## TASK PROMPT
Write every entry out again exactly, please, and skip the pictures.

## DATASET CONTENT
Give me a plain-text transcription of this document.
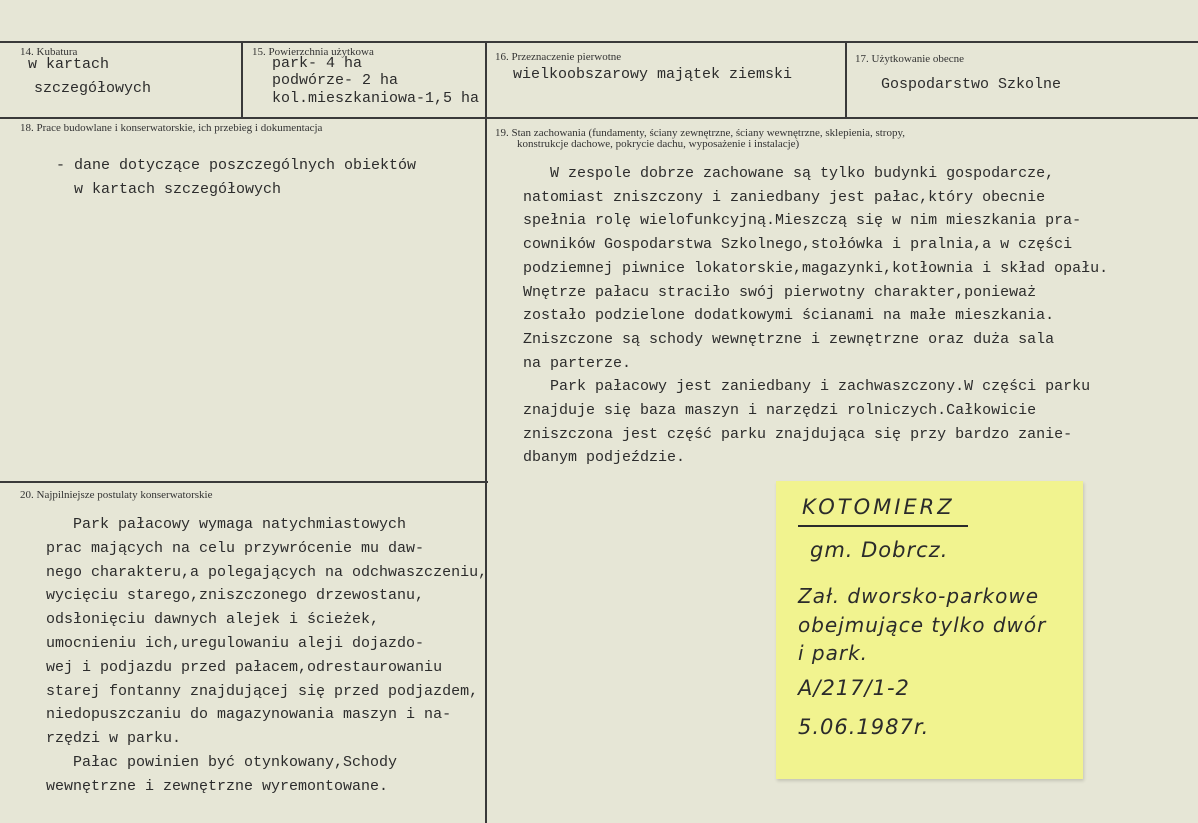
14. Kubatura
w kartach
szczegółowych
15. Powierzchnia użytkowa
park- 4 ha
podwórze- 2 ha
kol.mieszkaniowa-1,5 ha
16. Przeznaczenie pierwotne
wielkoobszarowy majątek ziemski
17. Użytkowanie obecne
Gospodarstwo Szkolne
18. Prace budowlane i konserwatorskie, ich przebieg i dokumentacja
- dane dotyczące poszczególnych obiektów
w kartach szczegółowych
19. Stan zachowania (fundamenty, ściany zewnętrzne, ściany wewnętrzne, sklepienia, stropy,
konstrukcje dachowe, pokrycie dachu, wyposażenie i instalacje)
W zespole dobrze zachowane są tylko budynki gospodarcze,
natomiast zniszczony i zaniedbany jest pałac,który obecnie
spełnia rolę wielofunkcyjną.Mieszczą się w nim mieszkania pra-
cowników Gospodarstwa Szkolnego,stołówka i pralnia,a w części
podziemnej piwnice lokatorskie,magazynki,kotłownia i skład opału.
Wnętrze pałacu straciło swój pierwotny charakter,ponieważ
zostało podzielone dodatkowymi ścianami na małe mieszkania.
Zniszczone są schody wewnętrzne i zewnętrzne oraz duża sala
na parterze.
Park pałacowy jest zaniedbany i zachwaszczony.W części parku
znajduje się baza maszyn i narzędzi rolniczych.Całkowicie
zniszczona jest część parku znajdująca się przy bardzo zanie-
dbanym podjeździe.
20. Najpilniejsze postulaty konserwatorskie
Park pałacowy wymaga natychmiastowych
prac mających na celu przywrócenie mu daw-
nego charakteru,a polegających na odchwaszczeniu,
wycięciu starego,zniszczonego drzewostanu,
odsłonięciu dawnych alejek i ścieżek,
umocnieniu ich,uregulowaniu aleji dojazdo-
wej i podjazdu przed pałacem,odrestaurowaniu
starej fontanny znajdującej się przed podjazdem,
niedopuszczaniu do magazynowania maszyn i na-
rzędzi w parku.
Pałac powinien być otynkowany,Schody
wewnętrzne i zewnętrzne wyremontowane.
KOTOMIERZ
gm. Dobrcz.
Zał. dworsko-parkowe
obejmujące tylko dwór
i park.
A/217/1-2
5.06.1987r.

## THE OUTPUT
Give me a plain-text transcription of this document.
14. Kubatura
w kartach
szczegółowych
15. Powierzchnia użytkowa
park- 4 ha
podwórze- 2 ha
kol.mieszkaniowa-1,5 ha
16. Przeznaczenie pierwotne
wielkoobszarowy majątek ziemski
17. Użytkowanie obecne
Gospodarstwo Szkolne
18. Prace budowlane i konserwatorskie, ich przebieg i dokumentacja
- dane dotyczące poszczególnych obiektów
w kartach szczegółowych
19. Stan zachowania (fundamenty, ściany zewnętrzne, ściany wewnętrzne, sklepienia, stropy,
konstrukcje dachowe, pokrycie dachu, wyposażenie i instalacje)
W zespole dobrze zachowane są tylko budynki gospodarcze,
natomiast zniszczony i zaniedbany jest pałac,który obecnie
spełnia rolę wielofunkcyjną.Mieszczą się w nim mieszkania pra-
cowników Gospodarstwa Szkolnego,stołówka i pralnia,a w części
podziemnej piwnice lokatorskie,magazynki,kotłownia i skład opału.
Wnętrze pałacu straciło swój pierwotny charakter,ponieważ
zostało podzielone dodatkowymi ścianami na małe mieszkania.
Zniszczone są schody wewnętrzne i zewnętrzne oraz duża sala
na parterze.
Park pałacowy jest zaniedbany i zachwaszczony.W części parku
znajduje się baza maszyn i narzędzi rolniczych.Całkowicie
zniszczona jest część parku znajdująca się przy bardzo zanie-
dbanym podjeździe.
20. Najpilniejsze postulaty konserwatorskie
Park pałacowy wymaga natychmiastowych
prac mających na celu przywrócenie mu daw-
nego charakteru,a polegających na odchwaszczeniu,
wycięciu starego,zniszczonego drzewostanu,
odsłonięciu dawnych alejek i ścieżek,
umocnieniu ich,uregulowaniu aleji dojazdo-
wej i podjazdu przed pałacem,odrestaurowaniu
starej fontanny znajdującej się przed podjazdem,
niedopuszczaniu do magazynowania maszyn i na-
rzędzi w parku.
Pałac powinien być otynkowany,Schody
wewnętrzne i zewnętrzne wyremontowane.
KOTOMIERZ
gm. Dobrcz.
Zał. dworsko-parkowe
obejmujące tylko dwór
i park.
A/217/1-2
5.06.1987r.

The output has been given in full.